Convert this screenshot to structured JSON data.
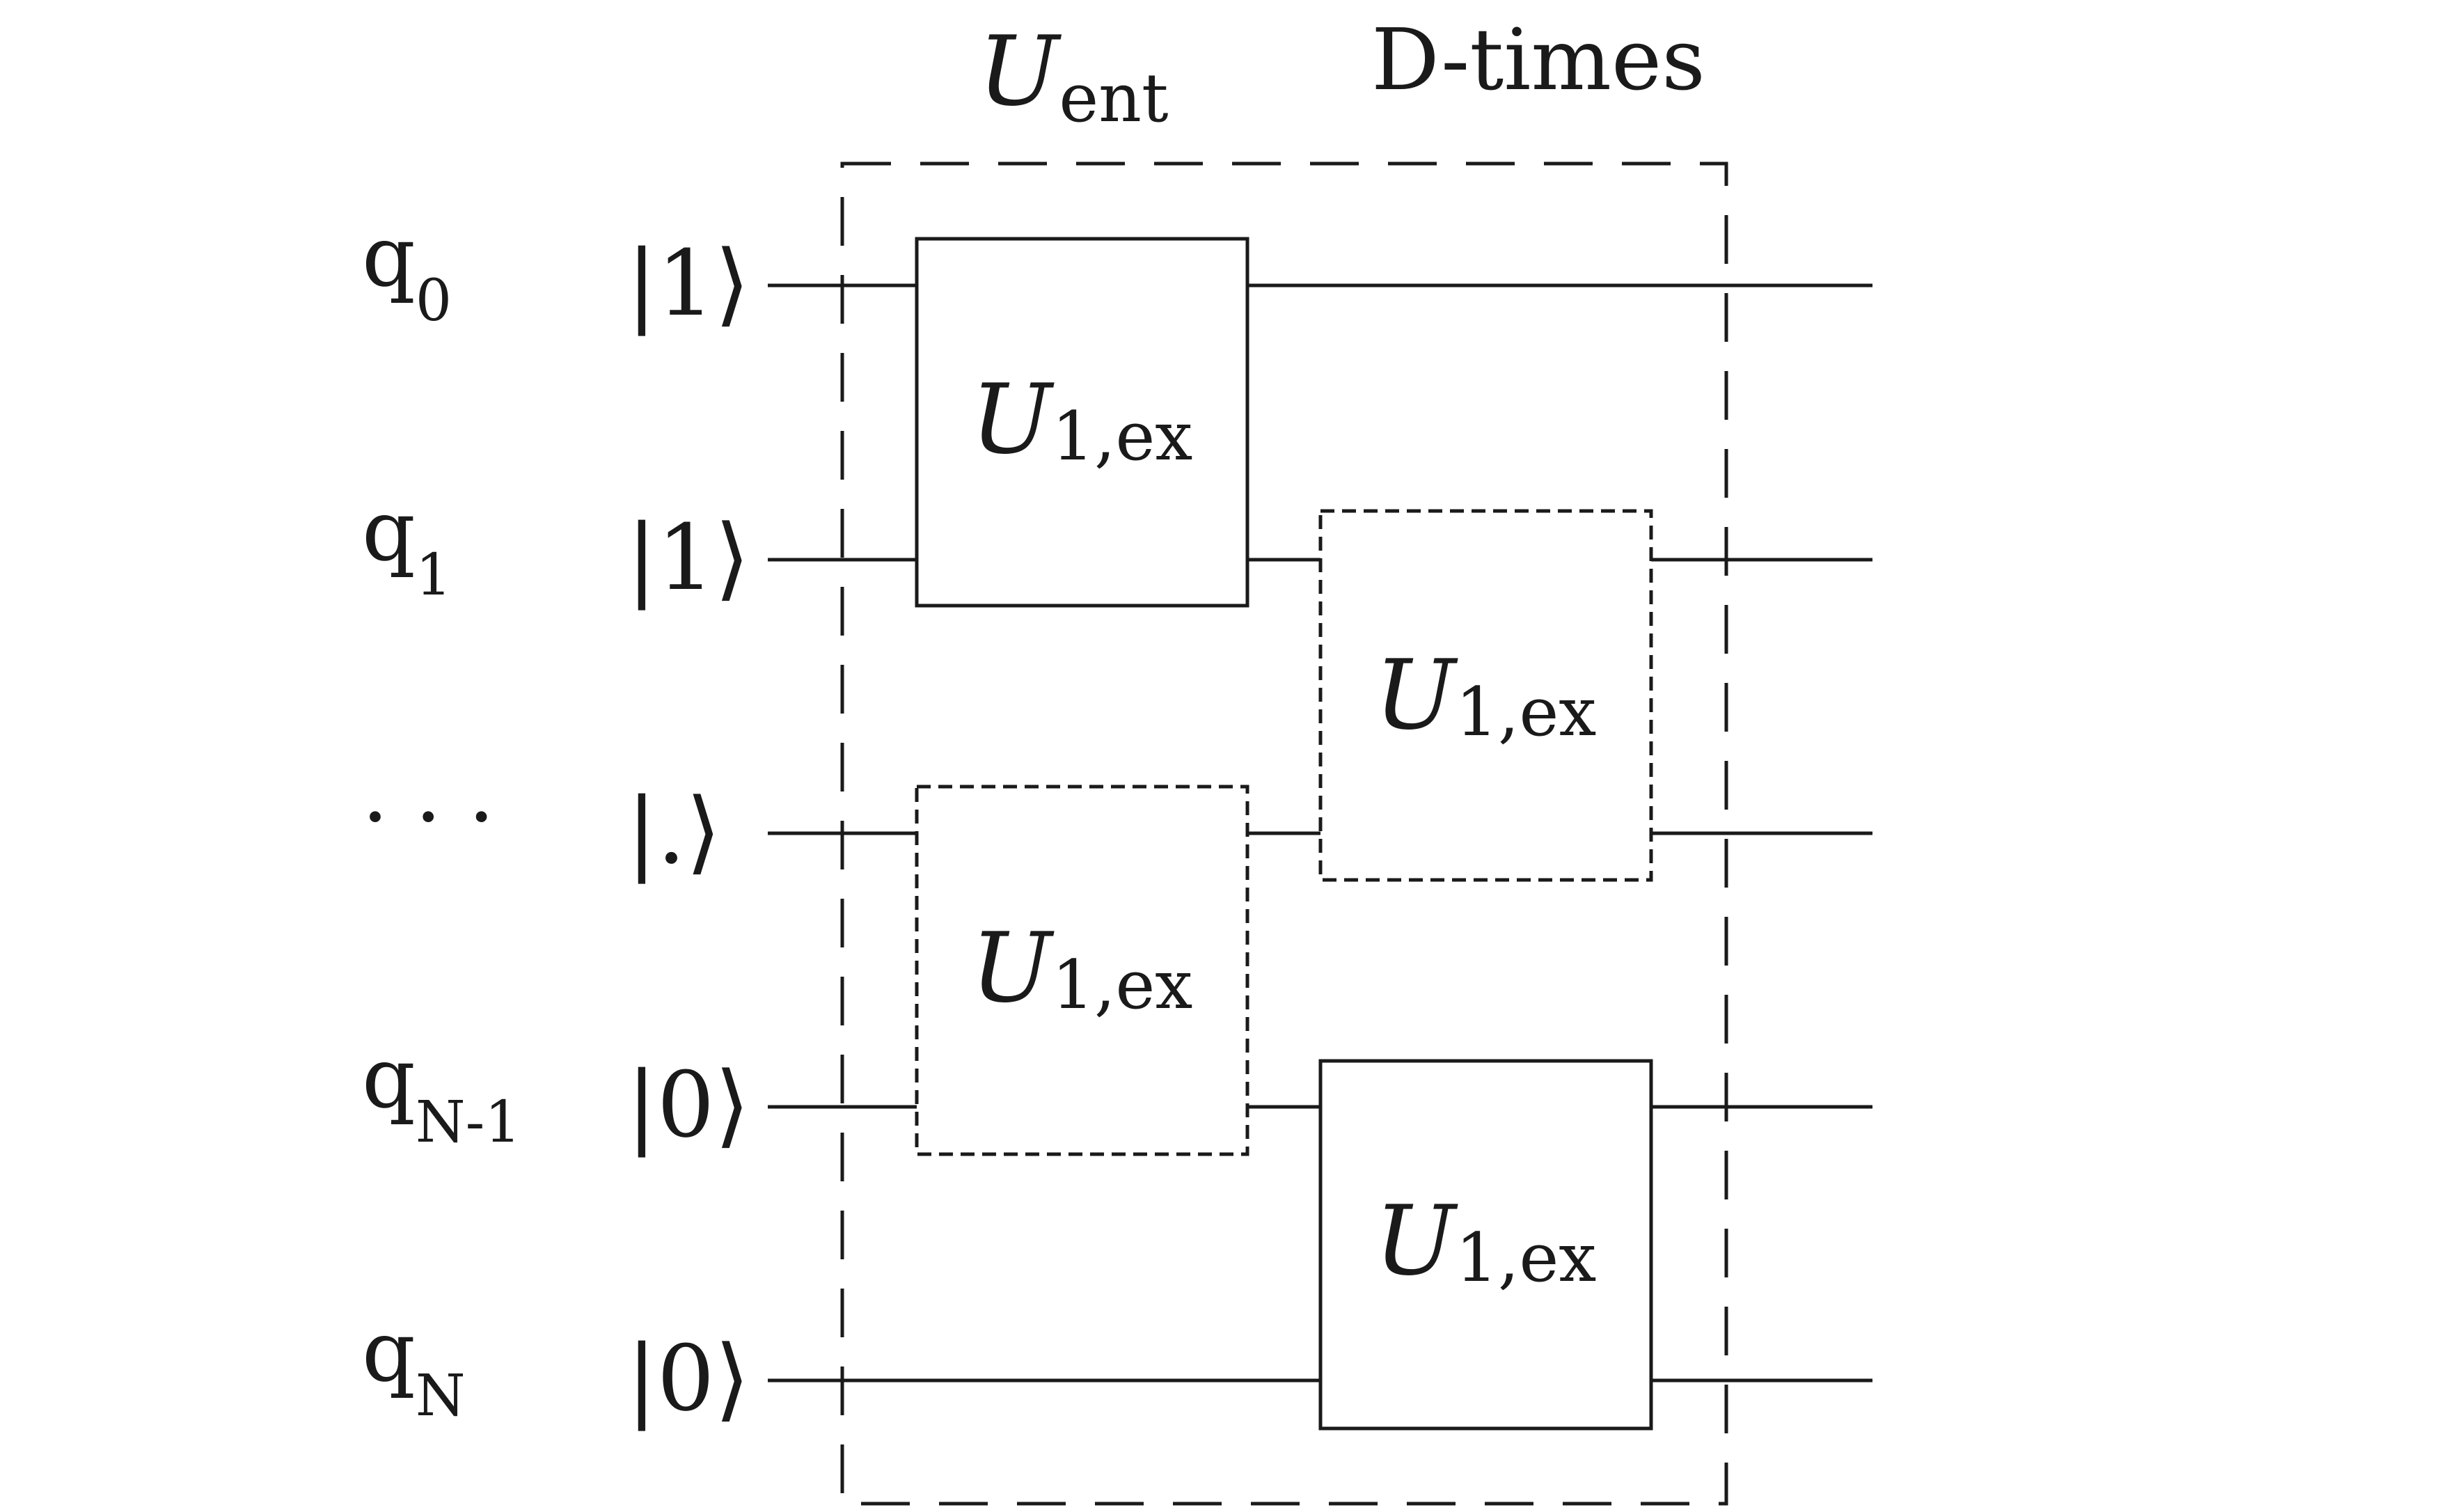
{
  "header": {
    "u_ent_main": "U",
    "u_ent_sub": "ent",
    "repeat_label": "D-times"
  },
  "qubits": [
    {
      "label": "q",
      "sub": "0",
      "ket": "|1⟩"
    },
    {
      "label": "q",
      "sub": "1",
      "ket": "|1⟩"
    },
    {
      "label": "· · ·",
      "sub": "",
      "ket": "|.⟩"
    },
    {
      "label": "q",
      "sub": "N-1",
      "ket": "|0⟩"
    },
    {
      "label": "q",
      "sub": "N",
      "ket": "|0⟩"
    }
  ],
  "gates": [
    {
      "main": "U",
      "sub": "1,ex",
      "style": "solid"
    },
    {
      "main": "U",
      "sub": "1,ex",
      "style": "dashed"
    },
    {
      "main": "U",
      "sub": "1,ex",
      "style": "dashed"
    },
    {
      "main": "U",
      "sub": "1,ex",
      "style": "solid"
    }
  ]
}
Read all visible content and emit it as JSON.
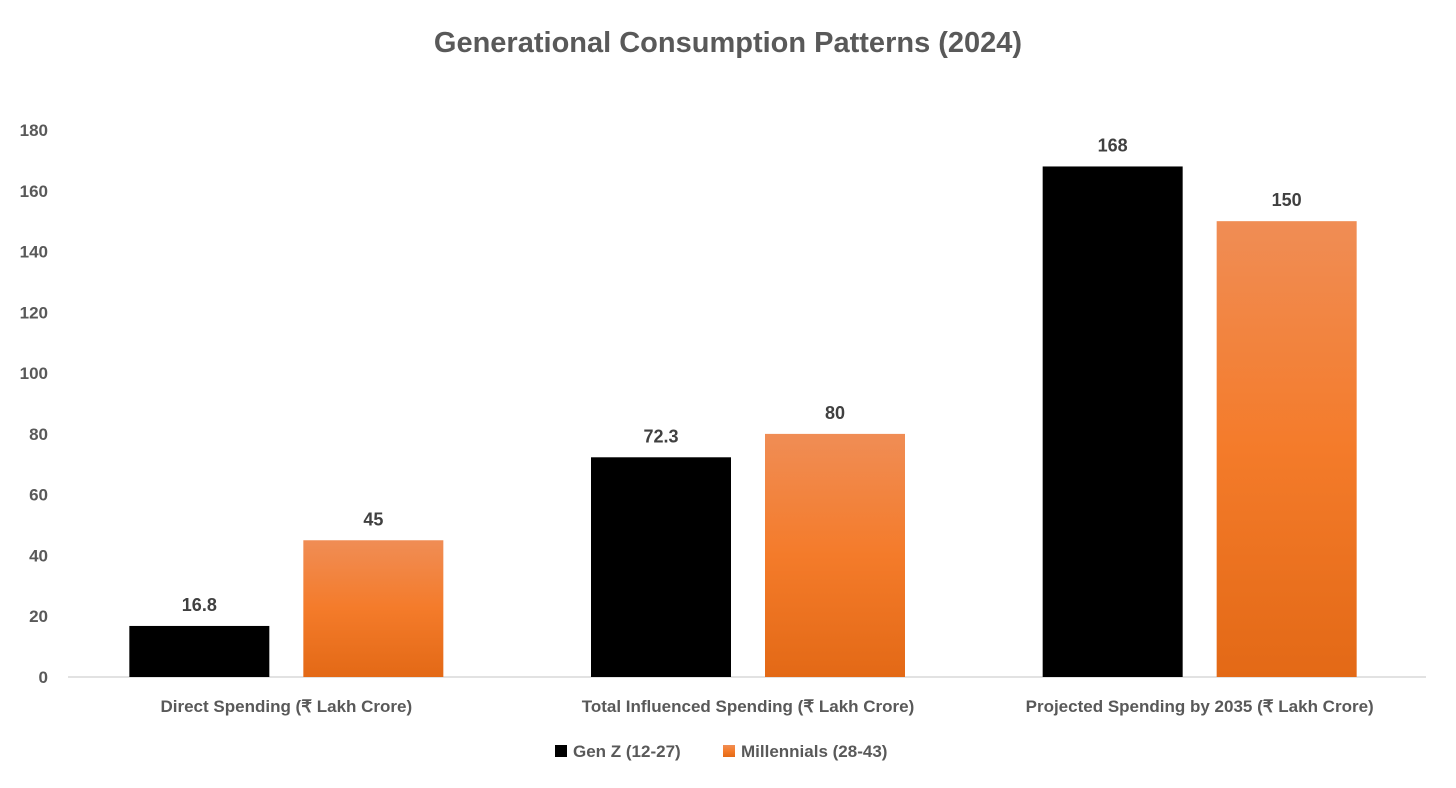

......

= THE REQUEST =
Print all of the entries word for word. Omit the pictures they contain.

= ANSWER FOR THE TASK =
Convert this screenshot to structured JSON data.
{
  "header": {
    "u_ent_main": "U",
    "u_ent_sub": "ent",
    "repeat_label": "D-times"
  },
  "qubits": [
    {
      "label": "q",
      "sub": "0",
      "ket": "|1⟩"
    },
    {
      "label": "q",
      "sub": "1",
      "ket": "|1⟩"
    },
    {
      "label": "· · ·",
      "sub": "",
      "ket": "|.⟩"
    },
    {
      "label": "q",
      "sub": "N-1",
      "ket": "|0⟩"
    },
    {
      "label": "q",
      "sub": "N",
      "ket": "|0⟩"
    }
  ],
  "gates": [
    {
      "main": "U",
      "sub": "1,ex",
      "style": "solid"
    },
    {
      "main": "U",
      "sub": "1,ex",
      "style": "dashed"
    },
    {
      "main": "U",
      "sub": "1,ex",
      "style": "dashed"
    },
    {
      "main": "U",
      "sub": "1,ex",
      "style": "solid"
    }
  ]
}
Read all visible content and emit it as JSON.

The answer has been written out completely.